* **Reading passage**
Interestingly once I'd left he hit his rock bottom, went through detox & is now sober & is 100% a better father. Too little too late for me though.

stabbybitch · 11/12/2015 14:40

I was where you are now, this time last year. My DP finally chose us after 3 years of him lying, taking harder drugs and me being a paranoid freak.

I'm not apposed to recreational drug either sometimes do if I can get my dm to have dc over night but there's a very big difference when it impacting your lives and relationships.

It took 3 years for him to admit he's an addict after a drug induced psychosis episode. He's now been clean 8months. I was the same as you, I secretly recorded him, checked every inch of the house, cried so much it was awful.

You will never be able to turn a blind eye, your already in too deep for that.

Op Sorry I have to shoot, but do pm me if you need support.
Iv not spoke to anyone about it before so could be good for both of us.

dontcallmethatyoucunt · 11/12/2015 14:40

BTW I have done coke, but frankly it's tedious. It makes you talk shite, to people talking shite. I find my friends far more engaging than a load of drug taking morons. I find it's for people who need a crutch.

Treetop12 · 11/12/2015 14:45

thanks midnight . . .I agree that the nastiness is unbearable. when he has it in his head that he wants coke, there is no stopping him. he hasn't done this recently - but in the past he has had me in tears, driving around trying to find coke (I was sober, he was drunk, so I felt I had to do it, otherwise he might drink drive and hurt someone/himself).

dontcallmethat . . .yes, the worrying is awful. i guess i need to listen to my gut feeling. i feel like it would have the weight lifted off my shoulders if i didn't have the constant worry.

OP posts:
Treetop12 · 11/12/2015 14:47

dotncallmethat . .i agree - i hate the sneakiness that comes with coke. and all the rubbish talking.

OP posts:
Treetop12 · 11/12/2015 14:48

hi stabby . . .thanks, i will pm you over the weekend.

i feel like i have cried more in this last year than the whole of my life before that!!

OP posts:
manana21 · 11/12/2015 14:48

Get away now, please don't consider having DC with him. There's a huge difference between someone who's taken the odd bit and an habitual user who puts the drugs above people - he's shown you (and his previous gf by the sounds of it) that he values it more than his relationships, including presumably any with a DC.

stabbybitch · 11/12/2015 14:49

Sorry for typos. Also didn't say everyone else is right, you should walk away now.

Kr1stina · 11/12/2015 14:51

Great . Now you're procuring his drugs for him . Cool .

Fast forward five years to you driving round the streets at 2 am in the rain , with a wailing baby and toddler strapped in the back seat of the car.

Treetop12 · 11/12/2015 14:53

Kristina - I completely agree, and I was so upset. he put me in an awful position. and yes - bringing children into that would be horrendous and unfair on everyone x

OP posts:
LovelyFriend · 11/12/2015 14:53

So he's been talking coke for over 10 years. He thinks it's "fine".

He won't change - really he won't. He might take the coke "underground" but he won't voluntarily stop taking it. He's habitual, constant and addicted. He will likely deny this.

It will also make him more of an utter cunt that he might otherwise be - add a child or 2 into that mix and you have a full on living nightmare instead of a life.

Take it from someone who learnt that one the hard way.

Run. Far. Away.
Don't look back.

LovelyFriend · 11/12/2015 14:57

I didn't take coke myself (personally I think its a drug of choice for assholes) but I did look the other way as I thought it was just the odd occurance - couple of times a year kind of thing.

I couldn't have been more wrong, more naieve or more stupid.

So yes, turning a blind eye is a massive mistake. he is not the man you want him to be and he never will be.

WeAllHaveWings · 11/12/2015 14:59

If you are looking for a family in the future don't waste anymore time on this one.

* **Problems to solve**
1) According to the forum thread, how long has stabbybitch's partner been clean?
2) Please quote everything in the forum thread from "Kristina - I" down to "Run. Far. Away.".

[Stored data entries]
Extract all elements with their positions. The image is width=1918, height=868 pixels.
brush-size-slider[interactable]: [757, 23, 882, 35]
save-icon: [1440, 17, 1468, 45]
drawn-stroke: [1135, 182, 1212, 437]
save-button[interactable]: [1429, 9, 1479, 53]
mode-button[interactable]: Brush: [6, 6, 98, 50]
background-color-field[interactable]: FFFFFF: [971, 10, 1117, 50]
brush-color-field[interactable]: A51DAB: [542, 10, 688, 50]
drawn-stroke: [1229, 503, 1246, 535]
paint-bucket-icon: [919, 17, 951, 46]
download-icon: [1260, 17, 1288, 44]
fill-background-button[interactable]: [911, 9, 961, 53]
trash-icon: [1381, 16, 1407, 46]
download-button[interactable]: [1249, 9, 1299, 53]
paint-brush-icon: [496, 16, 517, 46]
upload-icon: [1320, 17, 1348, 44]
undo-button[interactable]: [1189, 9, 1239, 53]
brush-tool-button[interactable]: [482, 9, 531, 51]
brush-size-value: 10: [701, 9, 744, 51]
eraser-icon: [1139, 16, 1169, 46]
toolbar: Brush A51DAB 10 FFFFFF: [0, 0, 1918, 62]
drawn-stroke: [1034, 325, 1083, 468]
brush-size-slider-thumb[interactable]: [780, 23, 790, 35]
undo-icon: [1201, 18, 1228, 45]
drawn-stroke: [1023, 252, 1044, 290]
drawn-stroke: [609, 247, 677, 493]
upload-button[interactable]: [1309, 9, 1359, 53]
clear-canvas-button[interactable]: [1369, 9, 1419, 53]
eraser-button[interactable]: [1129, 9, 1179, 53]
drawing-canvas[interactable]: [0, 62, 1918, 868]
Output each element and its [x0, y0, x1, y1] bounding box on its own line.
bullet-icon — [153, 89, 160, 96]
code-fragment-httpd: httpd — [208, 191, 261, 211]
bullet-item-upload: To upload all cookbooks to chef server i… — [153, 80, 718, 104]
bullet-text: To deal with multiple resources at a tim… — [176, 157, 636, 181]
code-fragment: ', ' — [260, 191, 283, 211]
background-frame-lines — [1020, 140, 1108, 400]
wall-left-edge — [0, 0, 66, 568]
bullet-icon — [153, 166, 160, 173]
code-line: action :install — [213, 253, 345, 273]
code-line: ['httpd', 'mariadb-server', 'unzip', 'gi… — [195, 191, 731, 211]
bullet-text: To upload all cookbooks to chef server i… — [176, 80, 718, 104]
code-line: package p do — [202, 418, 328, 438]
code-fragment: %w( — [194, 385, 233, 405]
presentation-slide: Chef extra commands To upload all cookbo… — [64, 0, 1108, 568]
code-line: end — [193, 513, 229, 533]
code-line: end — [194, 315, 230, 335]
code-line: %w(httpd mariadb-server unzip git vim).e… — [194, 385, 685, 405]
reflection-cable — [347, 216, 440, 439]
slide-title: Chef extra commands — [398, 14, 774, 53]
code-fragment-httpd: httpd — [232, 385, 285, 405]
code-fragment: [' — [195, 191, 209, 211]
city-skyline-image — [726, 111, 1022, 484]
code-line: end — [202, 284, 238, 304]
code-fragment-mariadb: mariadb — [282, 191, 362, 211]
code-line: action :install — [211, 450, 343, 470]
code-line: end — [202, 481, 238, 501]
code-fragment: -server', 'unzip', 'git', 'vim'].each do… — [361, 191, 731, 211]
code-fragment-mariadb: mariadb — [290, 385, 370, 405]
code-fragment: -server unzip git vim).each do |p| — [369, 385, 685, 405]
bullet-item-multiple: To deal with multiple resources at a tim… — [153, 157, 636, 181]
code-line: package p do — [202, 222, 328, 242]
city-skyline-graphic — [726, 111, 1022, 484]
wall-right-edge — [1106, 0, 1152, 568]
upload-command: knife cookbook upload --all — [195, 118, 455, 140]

* **Exercise responses**
1) 8 months.

2)
Kristina - I completely agree, and I was so upset. he put me in an awful position. and yes - bringing children into that would be horrendous and unfair on everyone x

OP posts:
LovelyFriend · 11/12/2015 14:53

So he's been talking coke for over 10 years. He thinks it's "fine".

He won't change - really he won't. He might take the coke "underground" but he won't voluntarily stop taking it. He's habitual, constant and addicted. He will likely deny this.

It will also make him more of an utter cunt that he might otherwise be - add a child or 2 into that mix and you have a full on living nightmare instead of a life.

Take it from someone who learnt that one the hard way.

Run. Far. Away.